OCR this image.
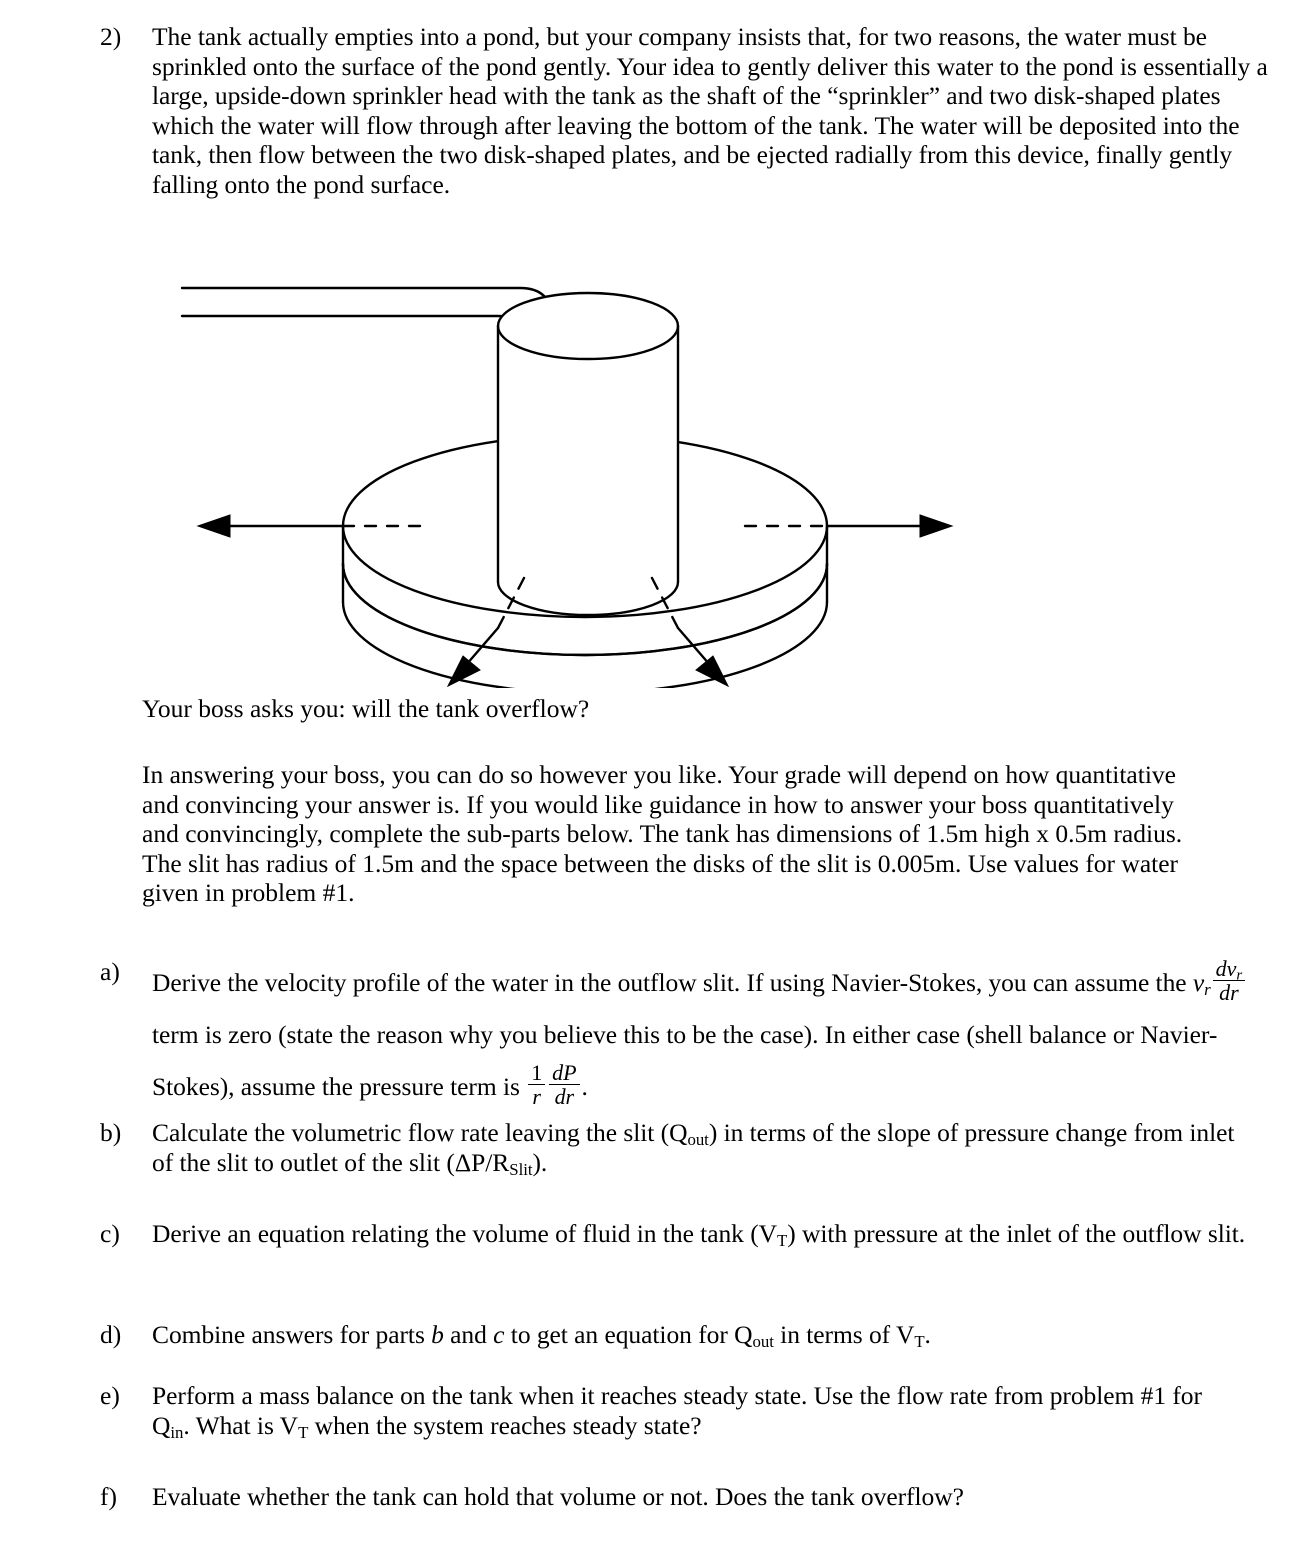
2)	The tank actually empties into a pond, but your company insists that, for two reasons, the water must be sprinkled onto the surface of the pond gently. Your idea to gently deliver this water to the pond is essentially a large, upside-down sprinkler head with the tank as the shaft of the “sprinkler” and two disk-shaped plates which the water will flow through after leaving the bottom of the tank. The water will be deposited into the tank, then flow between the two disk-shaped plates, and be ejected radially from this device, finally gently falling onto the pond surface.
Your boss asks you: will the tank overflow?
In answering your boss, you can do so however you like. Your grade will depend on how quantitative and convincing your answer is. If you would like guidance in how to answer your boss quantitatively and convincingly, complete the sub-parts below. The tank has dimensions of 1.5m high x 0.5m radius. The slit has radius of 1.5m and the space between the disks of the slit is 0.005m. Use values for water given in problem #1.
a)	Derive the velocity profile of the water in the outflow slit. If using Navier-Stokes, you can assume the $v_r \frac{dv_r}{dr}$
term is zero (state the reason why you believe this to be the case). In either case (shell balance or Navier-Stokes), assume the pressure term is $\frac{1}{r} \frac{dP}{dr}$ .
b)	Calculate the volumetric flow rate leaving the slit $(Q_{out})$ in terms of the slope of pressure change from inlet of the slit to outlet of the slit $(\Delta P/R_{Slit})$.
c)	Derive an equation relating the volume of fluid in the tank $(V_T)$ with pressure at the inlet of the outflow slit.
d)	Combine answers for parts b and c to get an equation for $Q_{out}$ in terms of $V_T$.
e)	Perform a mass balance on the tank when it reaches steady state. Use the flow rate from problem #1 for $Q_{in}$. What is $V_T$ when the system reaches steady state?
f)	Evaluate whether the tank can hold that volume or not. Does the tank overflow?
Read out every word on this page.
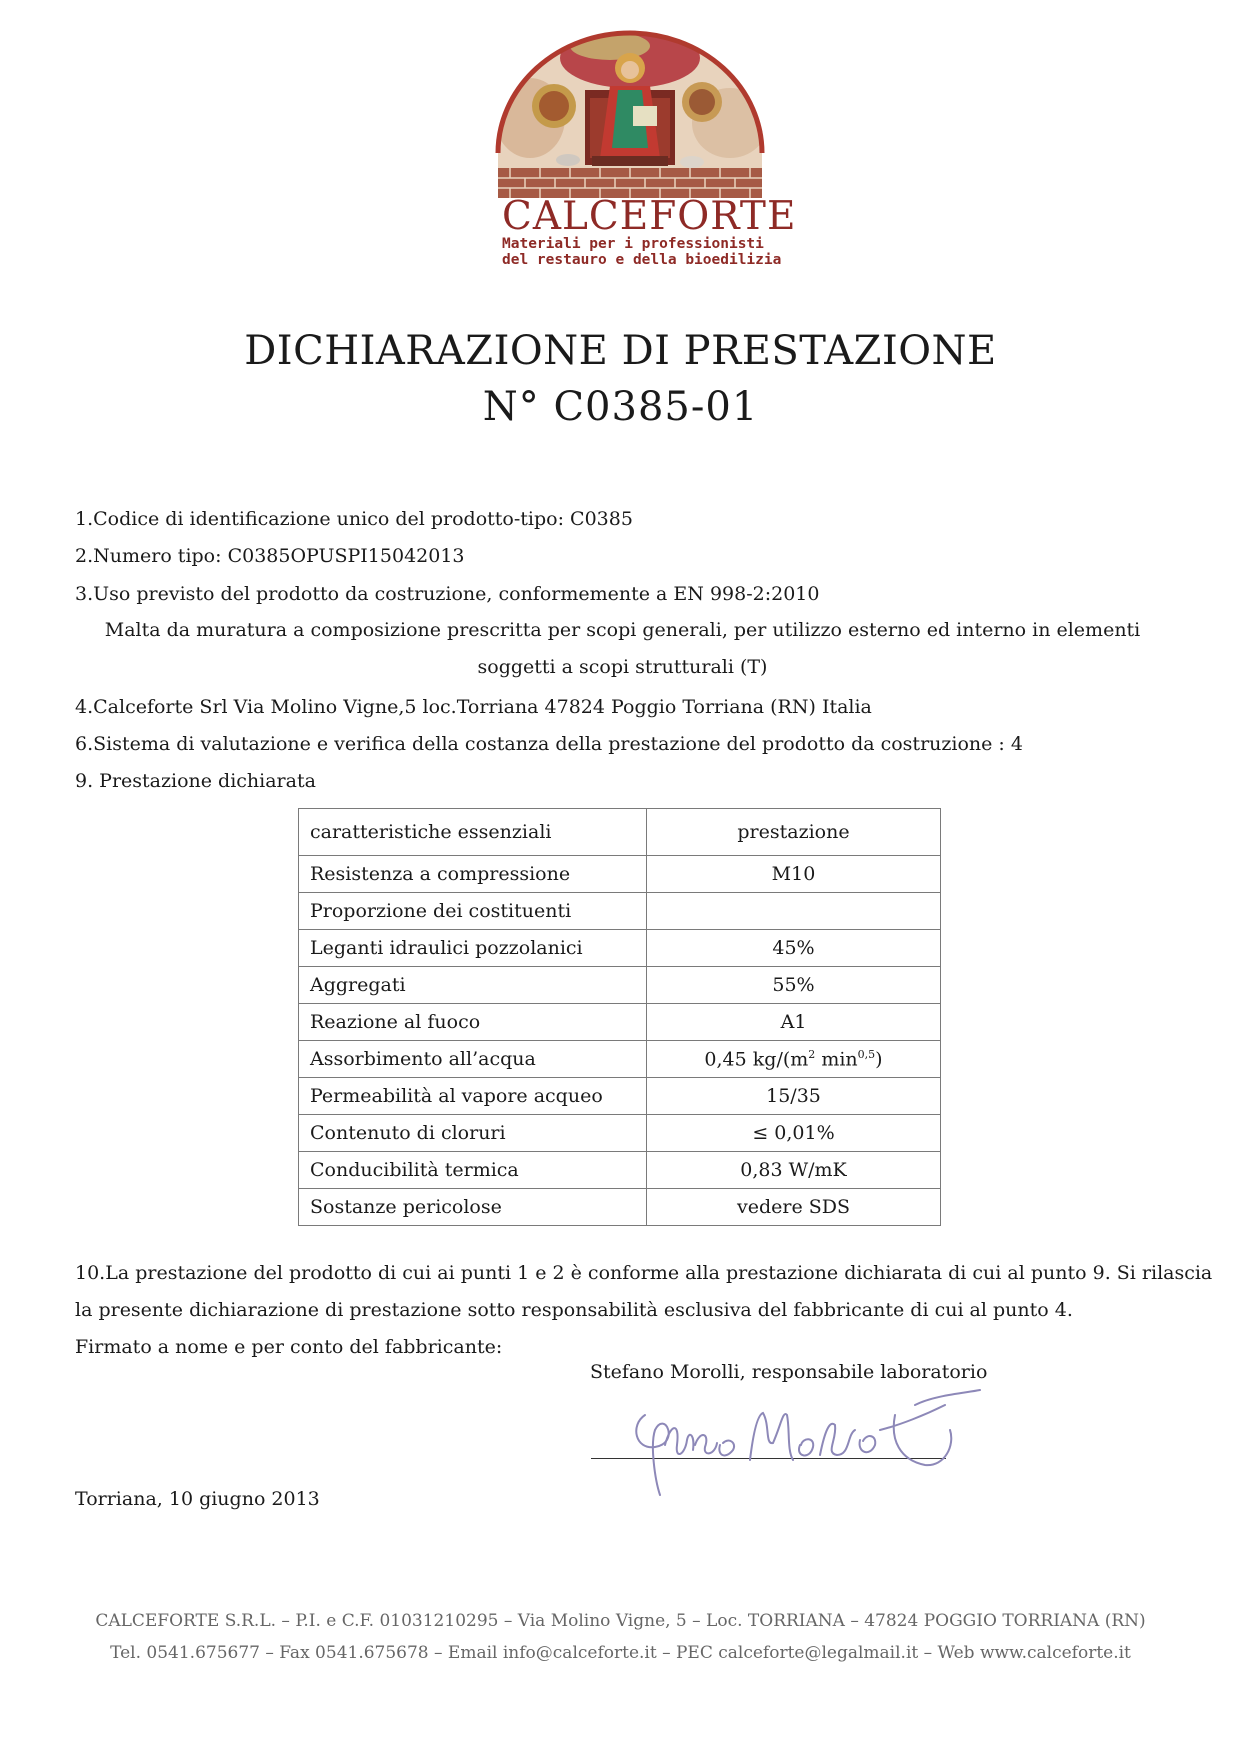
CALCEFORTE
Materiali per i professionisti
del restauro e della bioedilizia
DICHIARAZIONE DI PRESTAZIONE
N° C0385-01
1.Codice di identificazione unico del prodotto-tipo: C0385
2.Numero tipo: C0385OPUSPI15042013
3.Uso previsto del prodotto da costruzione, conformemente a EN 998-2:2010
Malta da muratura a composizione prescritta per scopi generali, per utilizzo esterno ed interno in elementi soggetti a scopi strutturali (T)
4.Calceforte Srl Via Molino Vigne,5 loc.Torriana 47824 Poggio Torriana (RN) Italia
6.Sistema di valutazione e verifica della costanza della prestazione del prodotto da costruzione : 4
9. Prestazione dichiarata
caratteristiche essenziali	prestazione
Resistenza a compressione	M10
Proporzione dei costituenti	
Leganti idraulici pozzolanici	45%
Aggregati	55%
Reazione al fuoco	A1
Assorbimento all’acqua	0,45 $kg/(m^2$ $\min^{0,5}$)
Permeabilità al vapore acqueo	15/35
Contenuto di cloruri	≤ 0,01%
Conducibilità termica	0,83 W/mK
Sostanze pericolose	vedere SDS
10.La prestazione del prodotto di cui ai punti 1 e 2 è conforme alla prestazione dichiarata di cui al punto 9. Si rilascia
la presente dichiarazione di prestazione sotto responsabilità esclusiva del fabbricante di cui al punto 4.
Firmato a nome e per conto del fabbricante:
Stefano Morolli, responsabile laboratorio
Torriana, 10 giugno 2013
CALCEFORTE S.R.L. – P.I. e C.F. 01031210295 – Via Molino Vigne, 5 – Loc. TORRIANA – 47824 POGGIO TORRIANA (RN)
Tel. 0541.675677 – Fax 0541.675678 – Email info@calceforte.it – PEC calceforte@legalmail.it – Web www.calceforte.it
══════════════════════════════
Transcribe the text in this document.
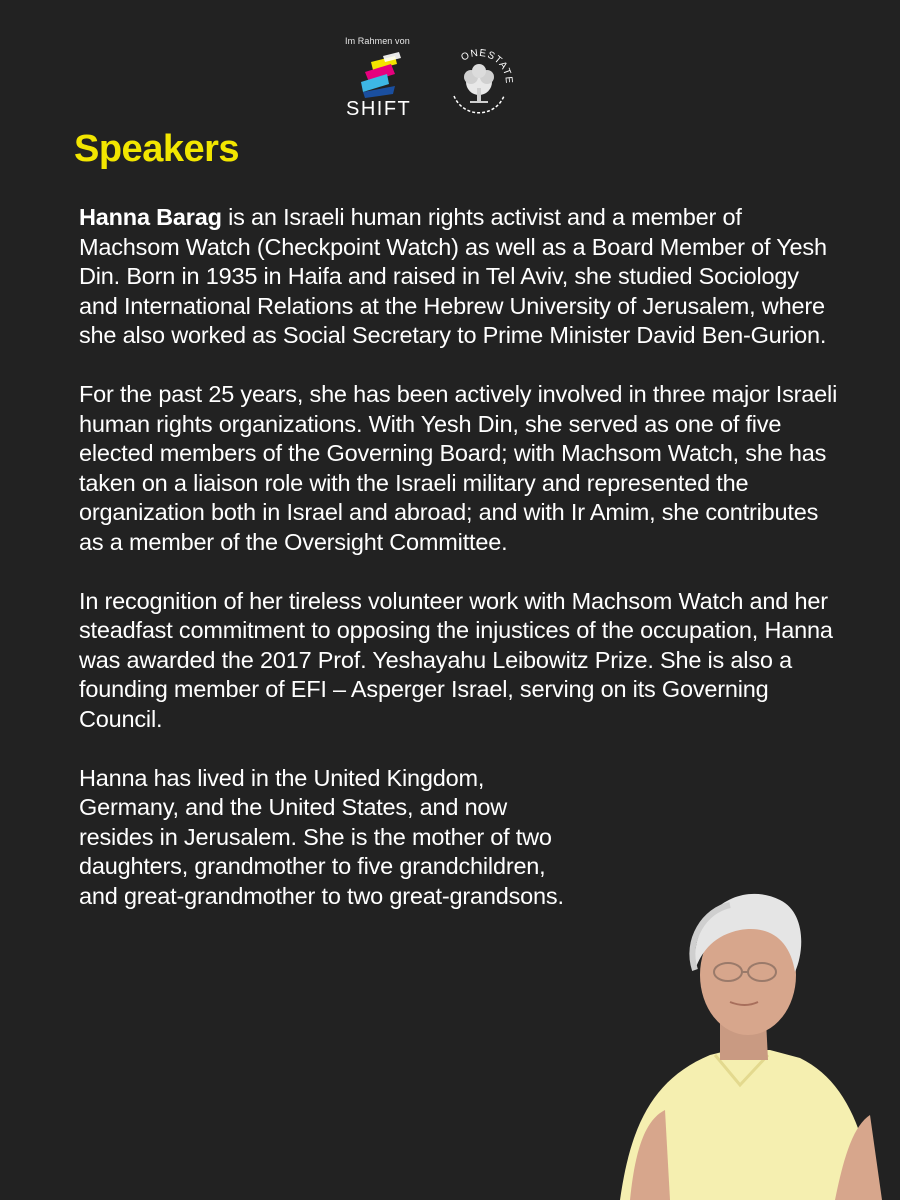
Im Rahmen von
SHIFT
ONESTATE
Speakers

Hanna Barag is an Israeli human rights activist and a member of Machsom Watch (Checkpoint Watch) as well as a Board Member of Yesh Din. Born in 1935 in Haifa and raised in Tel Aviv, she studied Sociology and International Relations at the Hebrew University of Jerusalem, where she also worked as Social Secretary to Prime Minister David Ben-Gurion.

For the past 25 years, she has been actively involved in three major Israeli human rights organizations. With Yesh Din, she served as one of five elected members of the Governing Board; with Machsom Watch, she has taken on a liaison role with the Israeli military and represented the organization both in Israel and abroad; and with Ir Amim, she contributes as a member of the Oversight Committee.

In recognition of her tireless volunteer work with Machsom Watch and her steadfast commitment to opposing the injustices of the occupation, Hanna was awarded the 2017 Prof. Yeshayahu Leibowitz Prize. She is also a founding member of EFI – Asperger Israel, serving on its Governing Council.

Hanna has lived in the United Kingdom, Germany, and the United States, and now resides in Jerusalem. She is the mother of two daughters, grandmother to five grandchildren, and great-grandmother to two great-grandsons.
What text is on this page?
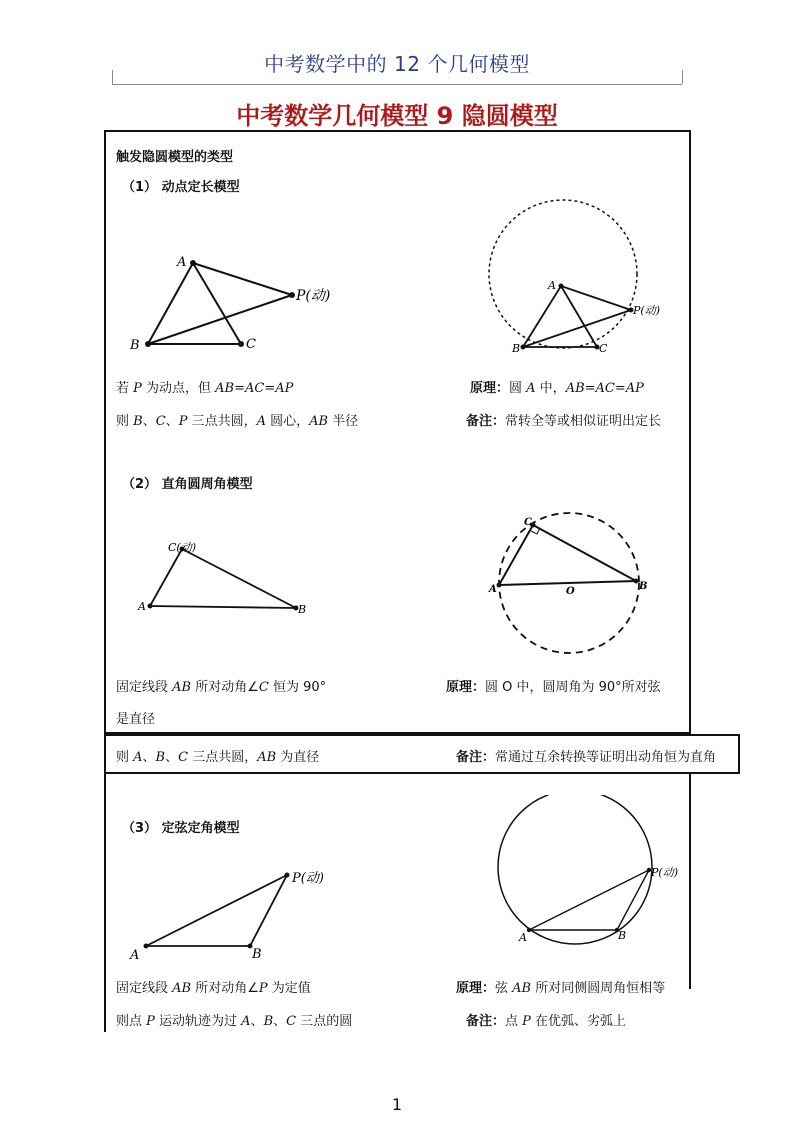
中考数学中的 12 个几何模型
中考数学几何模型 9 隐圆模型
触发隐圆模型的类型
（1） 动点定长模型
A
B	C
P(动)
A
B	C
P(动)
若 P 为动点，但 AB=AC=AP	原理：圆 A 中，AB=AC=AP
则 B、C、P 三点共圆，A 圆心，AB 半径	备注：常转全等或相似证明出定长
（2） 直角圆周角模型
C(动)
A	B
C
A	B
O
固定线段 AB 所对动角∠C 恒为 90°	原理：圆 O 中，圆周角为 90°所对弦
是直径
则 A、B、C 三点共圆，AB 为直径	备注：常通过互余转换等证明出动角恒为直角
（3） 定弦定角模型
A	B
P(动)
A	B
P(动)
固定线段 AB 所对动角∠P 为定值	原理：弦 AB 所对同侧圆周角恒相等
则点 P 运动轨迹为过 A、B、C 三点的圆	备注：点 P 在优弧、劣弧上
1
══════════════════════════════
Written exercise:
Copy each line above where the string "prodotto" occurs.

Result for this exercise:
1.Codice di identificazione unico del prodotto-tipo: C0385
3.Uso previsto del prodotto da costruzione, conformemente a EN 998-2:2010
6.Sistema di valutazione e verifica della costanza della prestazione del prodotto da costruzione : 4
10.La prestazione del prodotto di cui ai punti 1 e 2 è conforme alla prestazione dichiarata di cui al punto 9. Si rilascia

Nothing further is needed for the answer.